*** Selected passage Section Begins ***

Don Rondo (born Donald T. Rondeau; January 5, 1930 – January 27, 2011) was an American singer of popular music ballads during the mid-1950s, known for his distinctive baritone voice.

==Early life==
Rondo was the son of Oliver and Elmira Rondeau, and grew up on a dairy farm near Ware, Massachusetts. He had five brothers and one sister.

According to his official website his first time singing in public was at a local Lions Club talent show. Two salesmen came to his father's farm, heard the boy singing in the barn, and signed him up for the talent show.

==Career==
Rondo first became popular following the 1956 release of his rendition of the song "Two Different Worlds". Released by Jubilee Records in October 1956, the song spent three months on the Billboard chart, peaking at #11. It eventually sold more than a million copies, and established Rondo at a time when music of his genre was facing strong competition from rock and roll. Among his television appearances was a 1957 appearance on the TV game show, To Tell the Truth.

Jubilee quickly followed the success of "Two Different Worlds" with another release, a double A-side, "The Love I Never Had" and "Don't", which was an entirely different song from the Elvis Presley song of the same name. However, this release fared less well, and a third single, "On Forgotten Street", also failed to make an impact.

Changing tempo in 1957, Rondo's next release was a cheerful number, "White Silver Sands", written by Red Matthews, which provided Rondo with a #7 chart hit. The song actually became Jubilee's biggest selling record, and another million-seller, but the gold disc-winning "White Silver Sands" was to be Rondo's last major hit. On the B-side of this record was the jazz standard "Stars Fell on Alabama". Other releases followed, including "There's Only You" and "Forsaking All Others", but these barely made it into the charts.

Rondo appeared on the February 5, 1957, broadcast of the CBS game show To Tell the Truth. Nearly stumping the entire panel, Rondo received only one vote, from panelist Glenn Ford. New York Yankees baseball player Jerry Coleman appeared as one of the other two imposters, receiving two votes.

After leaving Jubilee, Rondo signed with Atlantic Records, where he released another double A-side, "Malibu" / "So Did I". He also recorded songs for Carlton Records, Roulette and Decca. Among his Carlton releases was "A Hoot 'n A Holler", while his Roulette recordings included "The Golden Rule". Among his Decca recordings are "Beyond The Mighty River" and "Evening Star". None of these achieved the success of his early Jubilee material, however, and musical tastes had, by then, dramatically shifted.

By the mid-1960s, Rondo had moved into broadcasting. He did a number of voiceovers for radio and television commercials, including the popular jingles "Where the Rubber Meets the Road" for Firestone and "It's Us , Or Rust" for Ziebart.

In his later years, he became a radio presenter in New Hampshire.

==Personal life and death==
Rondo was married to the former Ida Mae Bousquet for 61 years. The couple had three children: Deborah, Gary, and Ronald.

He died at his home in Contoocook, New Hampshire on January 27, 2011, a year after being diagnosed with lung cancer.

*** Selected passage Section Ends ***

Write out the passage on Don Rondo word for word, from "According to his" up to and including "show, To Tell the Truth.". None of this data is needed for the work here.

*** Data shown Section Begins ***

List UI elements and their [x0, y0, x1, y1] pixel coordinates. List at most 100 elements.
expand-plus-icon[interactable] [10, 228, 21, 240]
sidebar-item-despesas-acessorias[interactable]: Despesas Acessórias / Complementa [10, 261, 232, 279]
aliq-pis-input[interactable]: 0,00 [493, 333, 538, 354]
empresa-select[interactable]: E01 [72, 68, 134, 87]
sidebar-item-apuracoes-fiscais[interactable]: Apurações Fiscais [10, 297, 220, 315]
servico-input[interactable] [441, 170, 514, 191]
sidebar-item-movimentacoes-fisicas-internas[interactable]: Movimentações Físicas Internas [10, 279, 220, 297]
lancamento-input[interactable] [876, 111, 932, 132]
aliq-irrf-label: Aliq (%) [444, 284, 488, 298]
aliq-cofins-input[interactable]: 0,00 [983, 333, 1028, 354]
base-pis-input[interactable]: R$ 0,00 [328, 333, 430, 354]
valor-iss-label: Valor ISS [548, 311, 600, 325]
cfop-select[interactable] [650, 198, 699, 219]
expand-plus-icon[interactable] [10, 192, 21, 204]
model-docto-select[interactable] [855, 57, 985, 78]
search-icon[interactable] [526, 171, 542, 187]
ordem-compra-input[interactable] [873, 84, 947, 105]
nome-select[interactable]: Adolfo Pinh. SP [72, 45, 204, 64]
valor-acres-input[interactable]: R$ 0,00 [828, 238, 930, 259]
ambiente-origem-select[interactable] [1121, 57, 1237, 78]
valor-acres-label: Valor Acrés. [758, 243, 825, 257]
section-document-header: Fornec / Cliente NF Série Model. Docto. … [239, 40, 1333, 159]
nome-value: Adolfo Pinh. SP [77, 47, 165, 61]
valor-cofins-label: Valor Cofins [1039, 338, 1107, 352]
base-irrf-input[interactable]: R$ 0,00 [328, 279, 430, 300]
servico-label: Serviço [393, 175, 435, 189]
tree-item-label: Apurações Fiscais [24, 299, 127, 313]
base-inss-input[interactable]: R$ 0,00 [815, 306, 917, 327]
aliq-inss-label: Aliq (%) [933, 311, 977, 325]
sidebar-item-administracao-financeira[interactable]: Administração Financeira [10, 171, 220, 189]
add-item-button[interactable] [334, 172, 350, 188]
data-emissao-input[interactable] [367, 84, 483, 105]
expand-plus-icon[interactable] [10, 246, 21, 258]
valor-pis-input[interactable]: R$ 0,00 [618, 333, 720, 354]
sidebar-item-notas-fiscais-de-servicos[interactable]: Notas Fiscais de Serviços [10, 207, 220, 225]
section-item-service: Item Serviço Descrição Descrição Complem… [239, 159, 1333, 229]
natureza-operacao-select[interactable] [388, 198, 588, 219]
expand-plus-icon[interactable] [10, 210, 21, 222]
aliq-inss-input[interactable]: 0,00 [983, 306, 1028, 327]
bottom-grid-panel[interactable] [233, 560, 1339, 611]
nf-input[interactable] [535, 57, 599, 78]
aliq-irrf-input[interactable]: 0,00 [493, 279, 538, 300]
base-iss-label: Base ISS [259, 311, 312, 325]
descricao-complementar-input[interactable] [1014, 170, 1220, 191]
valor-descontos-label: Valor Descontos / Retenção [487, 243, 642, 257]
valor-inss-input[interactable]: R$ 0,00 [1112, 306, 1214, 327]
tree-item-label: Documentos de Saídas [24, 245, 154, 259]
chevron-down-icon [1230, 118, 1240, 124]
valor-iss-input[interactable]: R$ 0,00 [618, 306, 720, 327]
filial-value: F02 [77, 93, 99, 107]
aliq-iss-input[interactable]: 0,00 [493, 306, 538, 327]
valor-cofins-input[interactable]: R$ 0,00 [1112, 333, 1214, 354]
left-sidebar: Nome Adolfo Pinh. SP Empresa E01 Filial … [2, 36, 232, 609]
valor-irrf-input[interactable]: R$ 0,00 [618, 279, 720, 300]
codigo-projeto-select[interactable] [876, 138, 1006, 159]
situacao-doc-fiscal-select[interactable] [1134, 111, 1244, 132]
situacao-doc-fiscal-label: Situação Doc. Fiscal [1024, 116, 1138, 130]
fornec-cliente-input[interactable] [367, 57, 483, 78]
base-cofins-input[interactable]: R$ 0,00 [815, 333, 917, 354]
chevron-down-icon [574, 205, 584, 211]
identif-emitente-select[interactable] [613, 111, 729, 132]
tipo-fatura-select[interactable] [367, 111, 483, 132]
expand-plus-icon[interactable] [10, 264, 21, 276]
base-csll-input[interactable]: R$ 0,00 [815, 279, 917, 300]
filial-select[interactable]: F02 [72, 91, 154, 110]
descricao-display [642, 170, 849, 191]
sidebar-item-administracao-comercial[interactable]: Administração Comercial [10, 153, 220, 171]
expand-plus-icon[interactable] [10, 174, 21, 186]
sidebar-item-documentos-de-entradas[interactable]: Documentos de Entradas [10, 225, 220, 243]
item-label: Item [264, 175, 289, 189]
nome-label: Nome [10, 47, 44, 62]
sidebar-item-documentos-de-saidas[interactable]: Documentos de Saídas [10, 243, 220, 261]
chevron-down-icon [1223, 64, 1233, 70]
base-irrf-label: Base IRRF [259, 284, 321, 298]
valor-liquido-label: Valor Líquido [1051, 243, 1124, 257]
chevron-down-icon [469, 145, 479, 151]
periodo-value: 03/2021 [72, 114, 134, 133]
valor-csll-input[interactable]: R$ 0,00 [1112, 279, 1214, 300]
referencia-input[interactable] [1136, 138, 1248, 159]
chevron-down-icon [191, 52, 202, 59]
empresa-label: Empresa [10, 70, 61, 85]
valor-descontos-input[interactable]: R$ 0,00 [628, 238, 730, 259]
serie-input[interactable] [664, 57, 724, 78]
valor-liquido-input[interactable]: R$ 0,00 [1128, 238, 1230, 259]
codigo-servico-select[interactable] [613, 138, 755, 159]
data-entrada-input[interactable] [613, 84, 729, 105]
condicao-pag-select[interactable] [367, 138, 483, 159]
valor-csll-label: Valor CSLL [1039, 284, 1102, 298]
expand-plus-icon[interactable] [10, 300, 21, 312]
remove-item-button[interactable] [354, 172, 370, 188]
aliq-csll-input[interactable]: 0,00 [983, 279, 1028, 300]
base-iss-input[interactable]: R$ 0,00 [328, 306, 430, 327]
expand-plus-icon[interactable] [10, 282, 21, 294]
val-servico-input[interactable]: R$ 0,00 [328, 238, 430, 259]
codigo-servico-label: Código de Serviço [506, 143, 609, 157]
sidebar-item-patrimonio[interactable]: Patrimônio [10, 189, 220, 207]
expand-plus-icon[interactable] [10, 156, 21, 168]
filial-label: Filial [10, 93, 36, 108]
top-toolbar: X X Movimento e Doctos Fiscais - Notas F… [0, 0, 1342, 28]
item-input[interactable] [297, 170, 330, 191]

*** Data shown Section Ends ***

## Your solution
According to his official website his first time singing in public was at a local Lions Club talent show. Two salesmen came to his father's farm, heard the boy singing in the barn, and signed him up for the talent show.

==Career==
Rondo first became popular following the 1956 release of his rendition of the song "Two Different Worlds". Released by Jubilee Records in October 1956, the song spent three months on the Billboard chart, peaking at #11. It eventually sold more than a million copies, and established Rondo at a time when music of his genre was facing strong competition from rock and roll. Among his television appearances was a 1957 appearance on the TV game show, To Tell the Truth.